◆ Source extract
An Alternate History

Paul Spudis wonders what might have been for the VSE. My biggest problem with it is this:

Ten years ago, we took a critical turn on the road to our future in space. We now have a reliable, sustainable launch system based on Shuttle hardware. We have no need to pay foreign countries to carry our crews into orbit.

Any launch system based on Shuttle hardware is not going to be sustainable, because it has too high a fixed operating cost. Also, there is no explanation of how our crews are getting into orbit. The only thing he talks about in terms of US launch capability is this:

As Shuttle was completing its final ISS missions, the reliable Shuttle hardware was simultaneously being developed into the new Neptune launch vehicle – an affordable Shuttle side-mount rocket that we now depend on to regularly and reliably supply our space efforts. This heavy lift vehicle, with almost 80 metric tons of capacity, has proven to be more than adequate in supplying the needs of lunar return. Since Neptune was developed entirely with existing Shuttle pieces, we were able to use the manufacturing facilities at Michoud and the vehicle-processing infrastructure at the Cape without making significant modifications. More than any other early effort of the VSE, the development of Shuttle side-mount Neptune (versus the development of a wholly new launch system) was the key decision that advanced our return to the Moon. Because Neptune was developed in parallel with the completion and retirement of the Space Shuttle, we experienced an interval of less than a year when our civil program could not send people into space.

But the link doesn’t say anything about “Neptune,” and there is no discussion of how crew gets to orbit. On Neptune? In what crew module? And does that mean you have to launch eighty tons every time you want to launch a crew? The only discussion of a “Neptune” rocket I can find is the proposal by Interorbital Systems, which certainly isn’t Shuttle derived. Why no mention of EELV? Or SpaceX? Or commercial cargo and crew?

So I find the piece a real head scratcher.

21 thoughts on “An Alternate History”

  1. Spudis claims that two CE&R called industry alliances ( led by LockMart and Boeing) competing for original CEV design and intending to do a flyoff on top of EELVs in 2008 never existed. Enter Neptune.

  2. Paul Spudis links to an earlier piece which itself refers to the SDHLV, a variation on Shuttle-C, which he dubbed Neptune for storytelling purposes. The crew capsule would be inside a faring atop the sidemount,

    1. So the only way for Americans to get to orbit on an American vehicle would be with 70+ tons of payload, at a cost of over a billion per flight? I’m sure that the CAIB would be appalled.

      1. It’s weird that these folks’ imaginations are so enslaved to the Shuttle stack. The development of manned spacecraft is too inconsequential to worry about, it’s just a thing that’ll happen naturally if you have a big launcher around. Meanwhile even a decade ago we had launchers that would work just fine for launching crew to orbit, but they had no relation to Shuttle hardware (EELV/Delta IV/Atlas V). No sane person would launch a crew on a Shuttle-C when they could just slap a capsule on an Atlas V.

        But there’s no killing the intoxicating drug of the promise of the Shuttle system, despite the abundant proof from hundreds of billions of dollars spent and decades of unnecessary operation proving those promises to be at best optimistic and at worst lies. Yet somehow it makes sense that we can take the leftover components of a system that was never simple, never inexpensive, never reliable, and never safe and magically spin that hay into gold. Somehow a system that throws away the most expensive parts of the Shuttle stack, the SSMEs, every flight would be cheaper than the actual Shuttle. And somehow there is a magical advantage to keeping around a handful of SRBs and LOX/LH2 engines that were developed in the ’70s. Oh, and a fuel tank too. Because in the time since then we’ve been utterly incapable of doing better. Because somehow there’s something special and unique about the Shuttle’s ET.

◆ Dataset
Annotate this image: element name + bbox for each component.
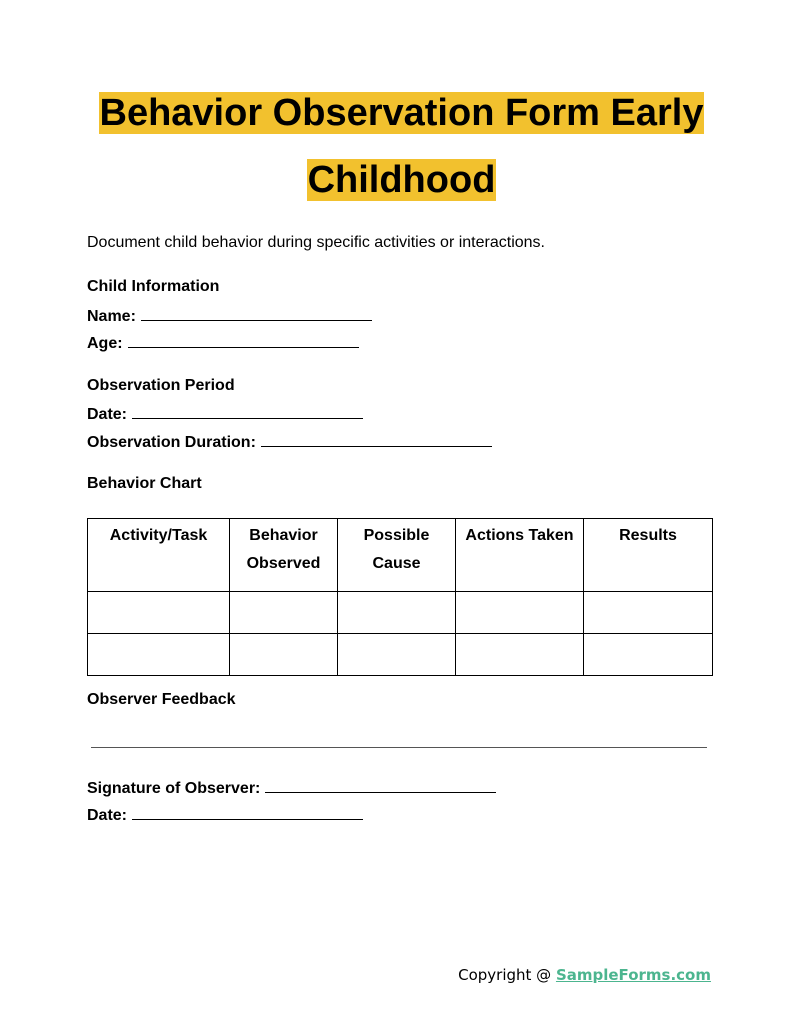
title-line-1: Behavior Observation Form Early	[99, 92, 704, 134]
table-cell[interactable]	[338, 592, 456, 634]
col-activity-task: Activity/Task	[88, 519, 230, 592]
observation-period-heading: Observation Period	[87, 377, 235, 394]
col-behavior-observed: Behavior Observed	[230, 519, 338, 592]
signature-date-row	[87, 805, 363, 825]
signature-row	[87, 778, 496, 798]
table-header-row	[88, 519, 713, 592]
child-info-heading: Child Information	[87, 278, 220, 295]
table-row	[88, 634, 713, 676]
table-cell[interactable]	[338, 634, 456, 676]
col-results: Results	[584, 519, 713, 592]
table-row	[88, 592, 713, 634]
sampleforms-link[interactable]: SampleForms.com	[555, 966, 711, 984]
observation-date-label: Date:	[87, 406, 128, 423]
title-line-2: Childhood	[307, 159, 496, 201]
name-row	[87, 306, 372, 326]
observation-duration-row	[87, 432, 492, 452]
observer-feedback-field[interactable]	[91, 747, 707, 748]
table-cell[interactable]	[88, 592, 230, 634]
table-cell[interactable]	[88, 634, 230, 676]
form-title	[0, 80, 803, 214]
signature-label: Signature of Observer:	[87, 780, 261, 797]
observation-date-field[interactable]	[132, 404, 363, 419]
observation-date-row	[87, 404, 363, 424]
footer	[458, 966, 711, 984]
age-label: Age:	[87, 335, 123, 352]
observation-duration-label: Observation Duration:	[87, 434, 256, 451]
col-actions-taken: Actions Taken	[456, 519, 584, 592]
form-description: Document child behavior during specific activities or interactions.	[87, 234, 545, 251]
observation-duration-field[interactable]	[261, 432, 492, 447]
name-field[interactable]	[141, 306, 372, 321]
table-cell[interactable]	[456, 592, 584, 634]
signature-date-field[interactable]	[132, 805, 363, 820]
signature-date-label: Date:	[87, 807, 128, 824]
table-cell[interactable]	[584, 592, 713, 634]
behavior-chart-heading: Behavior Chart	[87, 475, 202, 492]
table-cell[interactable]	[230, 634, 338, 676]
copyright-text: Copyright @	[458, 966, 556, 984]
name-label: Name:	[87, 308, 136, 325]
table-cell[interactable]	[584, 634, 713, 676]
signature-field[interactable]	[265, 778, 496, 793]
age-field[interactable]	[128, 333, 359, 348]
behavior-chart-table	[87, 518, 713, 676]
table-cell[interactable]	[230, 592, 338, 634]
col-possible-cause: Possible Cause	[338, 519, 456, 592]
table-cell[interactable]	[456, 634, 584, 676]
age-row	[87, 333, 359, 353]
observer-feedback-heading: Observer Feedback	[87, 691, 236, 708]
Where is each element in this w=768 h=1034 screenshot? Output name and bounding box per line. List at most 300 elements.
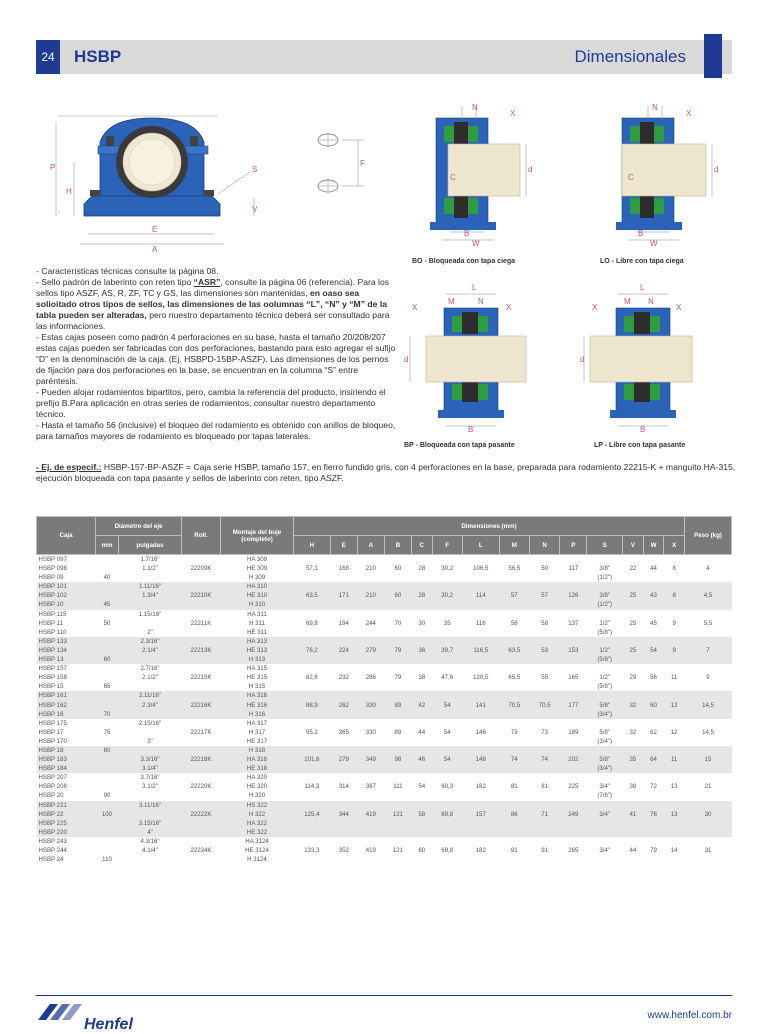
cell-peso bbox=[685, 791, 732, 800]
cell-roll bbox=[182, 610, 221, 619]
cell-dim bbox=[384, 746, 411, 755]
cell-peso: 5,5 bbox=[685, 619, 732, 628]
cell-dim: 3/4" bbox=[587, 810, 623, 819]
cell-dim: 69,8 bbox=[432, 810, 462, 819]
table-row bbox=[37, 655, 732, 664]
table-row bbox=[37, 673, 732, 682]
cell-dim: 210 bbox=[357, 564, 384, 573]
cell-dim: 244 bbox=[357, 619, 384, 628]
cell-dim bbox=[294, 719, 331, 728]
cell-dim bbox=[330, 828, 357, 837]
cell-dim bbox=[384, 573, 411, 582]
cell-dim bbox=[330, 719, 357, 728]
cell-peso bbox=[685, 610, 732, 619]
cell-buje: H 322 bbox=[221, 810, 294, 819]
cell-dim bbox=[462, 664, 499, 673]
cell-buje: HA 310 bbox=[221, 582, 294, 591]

◆ Stated goal 1
Retype the post on Spudis's alternate history between "1. So the only" and "would be appalled.", inclusive.
◆ Stated goal 2
Answer these from the post on Spudis's alternate history:
(a) In the quoted passage, about how much capacity does the Neptune heavy lift vehicle have?
(b) Whose proposal is the only "Neptune" rocket the author can find?
(c) In the comments, which of the most expensive parts of the Shuttle stack are said to be thrown away every flight?
◆ Stated goal 3
Carry on the post on Spudis's alternate history from its final sentence.

◆ Output 1
1. So the only way for Americans to get to orbit on an American vehicle would be with 70+ tons of payload, at a cost of over a billion per flight? I’m sure that the CAIB would be appalled.

◆ Output 2
(a) Almost 80 metric tons.
(b) Interorbital Systems.
(c) The SSMEs.

◆ Output 3
        This despite the fact that Boeing/MD developed a new LOX/LH2 vehicle that is pretty much superior to the Shuttle stack in every way (most especially because it doesn’t need SRBs to get off the pad). And, of course, despite the development of many other high quality launchers over the past decade that weren’t dependent on a cache of leftover components (SpaceX being the standout example of this). What is it that causes these folks to indulge in magical thinking when it comes to Shuttle components?

        We can make super heavy lift launchers if we want, it’s been done successfully several times already (Saturn V, Energia, STS). But in every case they’ve proved to be extremely expensive and they become quickly abandoned once they no longer have a payload that requires their use. More importantly, they’ve never proven effective at increasing access to space compared to smaller, more conventional launchers.

        Maybe it’s a resistance to admitting that the Shuttle program was a huge set back for manned spaceflight in the US. If they can imagine some core of the Shuttle program being used to make something that is, at least in their fantasy world, actually good and opens up space exploration then that provides a sort of mental pressure release valve that prevents accepting that reality.

        1. Robin, you are right on target here. You’d think that the “intoxicating drug” of the Shuttle system is the least likely candidate for worship by some folks. But I guess the notion of “it’s flown in some form, it was an ‘official’ national _NASA_ project” just makes some people lose their reasoning ability.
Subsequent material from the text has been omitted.